### Task
Gather up the lines that contain "Management".

Stored dataset items:

+++++

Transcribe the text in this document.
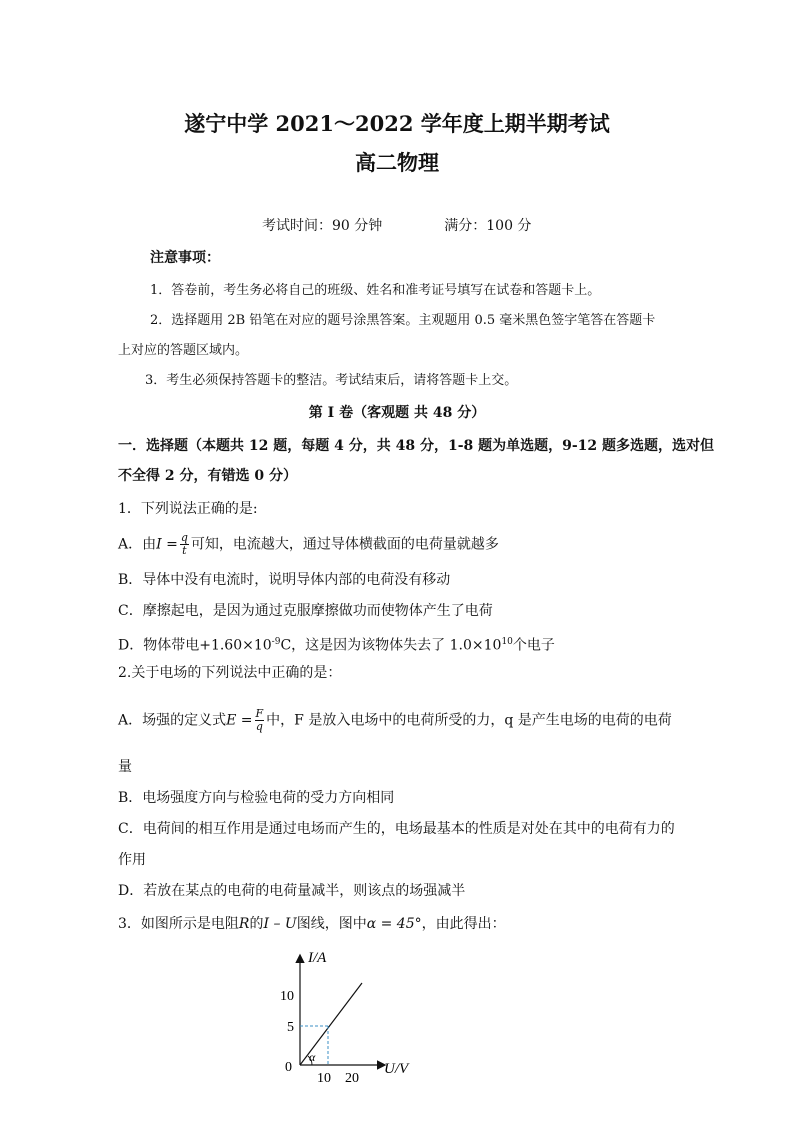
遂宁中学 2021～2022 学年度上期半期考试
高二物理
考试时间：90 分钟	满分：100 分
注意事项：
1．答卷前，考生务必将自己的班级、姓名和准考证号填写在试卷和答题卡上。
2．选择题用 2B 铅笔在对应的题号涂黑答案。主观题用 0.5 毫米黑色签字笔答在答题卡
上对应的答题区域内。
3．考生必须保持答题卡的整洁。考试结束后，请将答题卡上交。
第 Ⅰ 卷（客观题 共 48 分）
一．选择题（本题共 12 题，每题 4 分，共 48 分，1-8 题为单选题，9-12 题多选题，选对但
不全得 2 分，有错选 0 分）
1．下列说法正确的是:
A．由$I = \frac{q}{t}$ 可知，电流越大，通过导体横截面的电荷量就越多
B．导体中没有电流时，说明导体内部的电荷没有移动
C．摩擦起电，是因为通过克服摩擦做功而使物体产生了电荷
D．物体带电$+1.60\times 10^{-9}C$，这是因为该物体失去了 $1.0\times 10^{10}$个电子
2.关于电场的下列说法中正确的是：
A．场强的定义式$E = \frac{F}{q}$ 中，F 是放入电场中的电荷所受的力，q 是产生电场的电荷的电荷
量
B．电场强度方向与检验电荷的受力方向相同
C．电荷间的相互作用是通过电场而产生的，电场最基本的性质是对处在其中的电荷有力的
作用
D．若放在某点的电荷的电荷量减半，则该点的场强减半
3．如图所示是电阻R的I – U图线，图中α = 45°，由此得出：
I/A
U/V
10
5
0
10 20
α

+++++

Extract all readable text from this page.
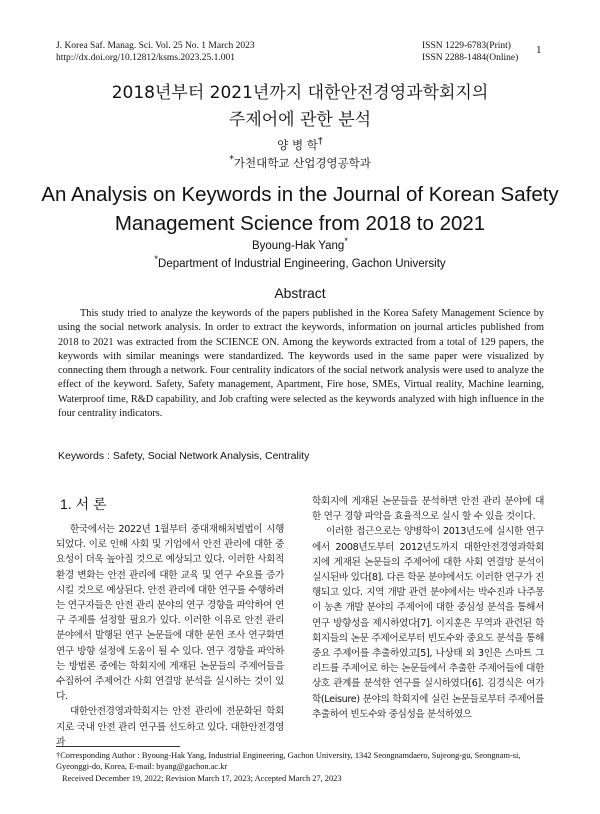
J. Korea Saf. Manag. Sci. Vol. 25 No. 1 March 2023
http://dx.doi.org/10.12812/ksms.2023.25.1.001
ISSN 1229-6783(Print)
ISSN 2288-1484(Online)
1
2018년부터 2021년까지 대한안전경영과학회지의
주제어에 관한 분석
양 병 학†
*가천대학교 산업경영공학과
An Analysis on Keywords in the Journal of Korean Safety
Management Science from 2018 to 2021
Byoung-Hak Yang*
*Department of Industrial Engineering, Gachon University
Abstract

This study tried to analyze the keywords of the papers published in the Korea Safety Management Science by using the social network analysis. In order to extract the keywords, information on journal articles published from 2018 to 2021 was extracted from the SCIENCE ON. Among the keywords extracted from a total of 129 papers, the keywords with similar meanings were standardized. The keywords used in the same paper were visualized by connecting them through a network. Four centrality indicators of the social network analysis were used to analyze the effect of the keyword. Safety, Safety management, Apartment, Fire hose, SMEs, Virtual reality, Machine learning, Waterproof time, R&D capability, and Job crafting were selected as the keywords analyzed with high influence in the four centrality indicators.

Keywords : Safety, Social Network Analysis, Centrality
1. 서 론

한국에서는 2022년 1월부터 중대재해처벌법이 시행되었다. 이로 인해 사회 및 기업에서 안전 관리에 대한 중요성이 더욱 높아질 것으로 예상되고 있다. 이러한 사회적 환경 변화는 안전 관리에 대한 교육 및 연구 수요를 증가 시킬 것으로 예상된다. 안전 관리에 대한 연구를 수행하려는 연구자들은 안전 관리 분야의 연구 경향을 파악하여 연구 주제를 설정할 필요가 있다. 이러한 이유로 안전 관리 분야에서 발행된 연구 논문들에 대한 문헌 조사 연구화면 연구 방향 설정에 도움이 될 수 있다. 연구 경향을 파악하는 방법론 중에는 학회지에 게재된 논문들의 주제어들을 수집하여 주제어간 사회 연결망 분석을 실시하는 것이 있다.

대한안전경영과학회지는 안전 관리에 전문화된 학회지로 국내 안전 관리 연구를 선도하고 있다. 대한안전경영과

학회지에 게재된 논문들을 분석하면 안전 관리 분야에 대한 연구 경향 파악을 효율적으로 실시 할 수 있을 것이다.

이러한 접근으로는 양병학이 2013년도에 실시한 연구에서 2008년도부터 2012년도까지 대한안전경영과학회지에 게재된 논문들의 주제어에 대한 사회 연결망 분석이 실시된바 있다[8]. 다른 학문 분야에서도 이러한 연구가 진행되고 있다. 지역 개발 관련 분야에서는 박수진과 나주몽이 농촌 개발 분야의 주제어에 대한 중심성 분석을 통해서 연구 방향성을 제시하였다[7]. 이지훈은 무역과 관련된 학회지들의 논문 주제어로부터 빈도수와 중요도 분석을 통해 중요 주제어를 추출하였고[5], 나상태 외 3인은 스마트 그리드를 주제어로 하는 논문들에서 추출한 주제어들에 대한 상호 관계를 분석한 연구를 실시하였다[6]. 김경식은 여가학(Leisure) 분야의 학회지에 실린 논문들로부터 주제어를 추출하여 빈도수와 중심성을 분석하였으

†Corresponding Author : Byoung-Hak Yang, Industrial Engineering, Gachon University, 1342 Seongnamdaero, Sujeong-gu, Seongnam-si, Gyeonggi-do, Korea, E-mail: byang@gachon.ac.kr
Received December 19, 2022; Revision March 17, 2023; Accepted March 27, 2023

+++++

### Written answer
Management Science from 2018 to 2021
This study tried to analyze the keywords of the papers published in the Korea Safety Management Science by using the social network analysis. In order to extract the keywords, information on journal articles published from 2018 to 2021 was extracted from the SCIENCE ON. Among the keywords extracted from a total of 129 papers, the keywords with similar meanings were standardized. The keywords used in the same paper were visualized by connecting them through a network. Four centrality indicators of the social network analysis were used to analyze the effect of the keyword. Safety, Safety management, Apartment, Fire hose, SMEs, Virtual reality, Machine learning, Waterproof time, R&D capability, and Job crafting were selected as the keywords analyzed with high influence in the four centrality indicators.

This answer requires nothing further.